**INFORMATION SHOWN**:
--------

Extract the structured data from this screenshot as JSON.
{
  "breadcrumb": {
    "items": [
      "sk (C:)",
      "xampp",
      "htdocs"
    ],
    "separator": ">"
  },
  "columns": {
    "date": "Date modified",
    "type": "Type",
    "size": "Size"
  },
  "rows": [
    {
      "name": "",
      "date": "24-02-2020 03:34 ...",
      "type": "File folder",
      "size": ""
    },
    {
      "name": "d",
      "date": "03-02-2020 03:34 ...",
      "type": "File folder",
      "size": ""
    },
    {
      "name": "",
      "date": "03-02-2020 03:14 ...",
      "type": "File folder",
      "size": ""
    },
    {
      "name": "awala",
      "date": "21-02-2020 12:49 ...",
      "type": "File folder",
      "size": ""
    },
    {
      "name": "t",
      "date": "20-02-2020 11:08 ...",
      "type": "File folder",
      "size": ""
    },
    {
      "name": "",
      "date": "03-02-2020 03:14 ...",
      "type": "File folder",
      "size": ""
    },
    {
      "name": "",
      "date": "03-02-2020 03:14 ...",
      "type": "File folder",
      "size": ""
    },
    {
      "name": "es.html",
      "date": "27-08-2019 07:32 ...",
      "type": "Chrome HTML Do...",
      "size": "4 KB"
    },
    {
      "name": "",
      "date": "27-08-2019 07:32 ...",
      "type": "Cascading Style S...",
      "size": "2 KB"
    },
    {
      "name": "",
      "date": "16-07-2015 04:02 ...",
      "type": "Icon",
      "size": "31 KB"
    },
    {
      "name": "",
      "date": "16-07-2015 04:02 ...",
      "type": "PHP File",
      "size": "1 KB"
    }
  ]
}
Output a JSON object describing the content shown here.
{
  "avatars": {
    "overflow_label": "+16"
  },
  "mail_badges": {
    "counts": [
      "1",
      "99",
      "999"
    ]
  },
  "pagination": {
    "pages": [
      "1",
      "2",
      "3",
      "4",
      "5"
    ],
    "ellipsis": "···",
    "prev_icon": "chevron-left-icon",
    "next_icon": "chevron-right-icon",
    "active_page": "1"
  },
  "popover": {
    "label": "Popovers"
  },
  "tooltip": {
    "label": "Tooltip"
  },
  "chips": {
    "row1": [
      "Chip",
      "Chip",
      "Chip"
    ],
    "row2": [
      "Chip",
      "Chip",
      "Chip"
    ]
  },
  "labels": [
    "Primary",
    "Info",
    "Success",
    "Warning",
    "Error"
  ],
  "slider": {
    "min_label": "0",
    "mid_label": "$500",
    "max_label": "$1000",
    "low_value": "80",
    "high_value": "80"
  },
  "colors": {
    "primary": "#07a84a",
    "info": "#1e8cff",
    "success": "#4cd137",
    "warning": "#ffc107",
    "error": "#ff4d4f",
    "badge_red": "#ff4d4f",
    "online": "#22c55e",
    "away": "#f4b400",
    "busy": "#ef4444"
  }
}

--------

**WRITTEN INSTRUCTION**:
Output the listing above without altering a single character.

**ANSWER TO THE PROBLEM**:
Extract the structured data from this screenshot as JSON.
{
  "breadcrumb": {
    "items": [
      "sk (C:)",
      "xampp",
      "htdocs"
    ],
    "separator": ">"
  },
  "columns": {
    "date": "Date modified",
    "type": "Type",
    "size": "Size"
  },
  "rows": [
    {
      "name": "",
      "date": "24-02-2020 03:34 ...",
      "type": "File folder",
      "size": ""
    },
    {
      "name": "d",
      "date": "03-02-2020 03:34 ...",
      "type": "File folder",
      "size": ""
    },
    {
      "name": "",
      "date": "03-02-2020 03:14 ...",
      "type": "File folder",
      "size": ""
    },
    {
      "name": "awala",
      "date": "21-02-2020 12:49 ...",
      "type": "File folder",
      "size": ""
    },
    {
      "name": "t",
      "date": "20-02-2020 11:08 ...",
      "type": "File folder",
      "size": ""
    },
    {
      "name": "",
      "date": "03-02-2020 03:14 ...",
      "type": "File folder",
      "size": ""
    },
    {
      "name": "",
      "date": "03-02-2020 03:14 ...",
      "type": "File folder",
      "size": ""
    },
    {
      "name": "es.html",
      "date": "27-08-2019 07:32 ...",
      "type": "Chrome HTML Do...",
      "size": "4 KB"
    },
    {
      "name": "",
      "date": "27-08-2019 07:32 ...",
      "type": "Cascading Style S...",
      "size": "2 KB"
    },
    {
      "name": "",
      "date": "16-07-2015 04:02 ...",
      "type": "Icon",
      "size": "31 KB"
    },
    {
      "name": "",
      "date": "16-07-2015 04:02 ...",
      "type": "PHP File",
      "size": "1 KB"
    }
  ]
}
Output a JSON object describing the content shown here.
{
  "avatars": {
    "overflow_label": "+16"
  },
  "mail_badges": {
    "counts": [
      "1",
      "99",
      "999"
    ]
  },
  "pagination": {
    "pages": [
      "1",
      "2",
      "3",
      "4",
      "5"
    ],
    "ellipsis": "···",
    "prev_icon": "chevron-left-icon",
    "next_icon": "chevron-right-icon",
    "active_page": "1"
  },
  "popover": {
    "label": "Popovers"
  },
  "tooltip": {
    "label": "Tooltip"
  },
  "chips": {
    "row1": [
      "Chip",
      "Chip",
      "Chip"
    ],
    "row2": [
      "Chip",
      "Chip",
      "Chip"
    ]
  },
  "labels": [
    "Primary",
    "Info",
    "Success",
    "Warning",
    "Error"
  ],
  "slider": {
    "min_label": "0",
    "mid_label": "$500",
    "max_label": "$1000",
    "low_value": "80",
    "high_value": "80"
  },
  "colors": {
    "primary": "#07a84a",
    "info": "#1e8cff",
    "success": "#4cd137",
    "warning": "#ffc107",
    "error": "#ff4d4f",
    "badge_red": "#ff4d4f",
    "online": "#22c55e",
    "away": "#f4b400",
    "busy": "#ef4444"
  }
}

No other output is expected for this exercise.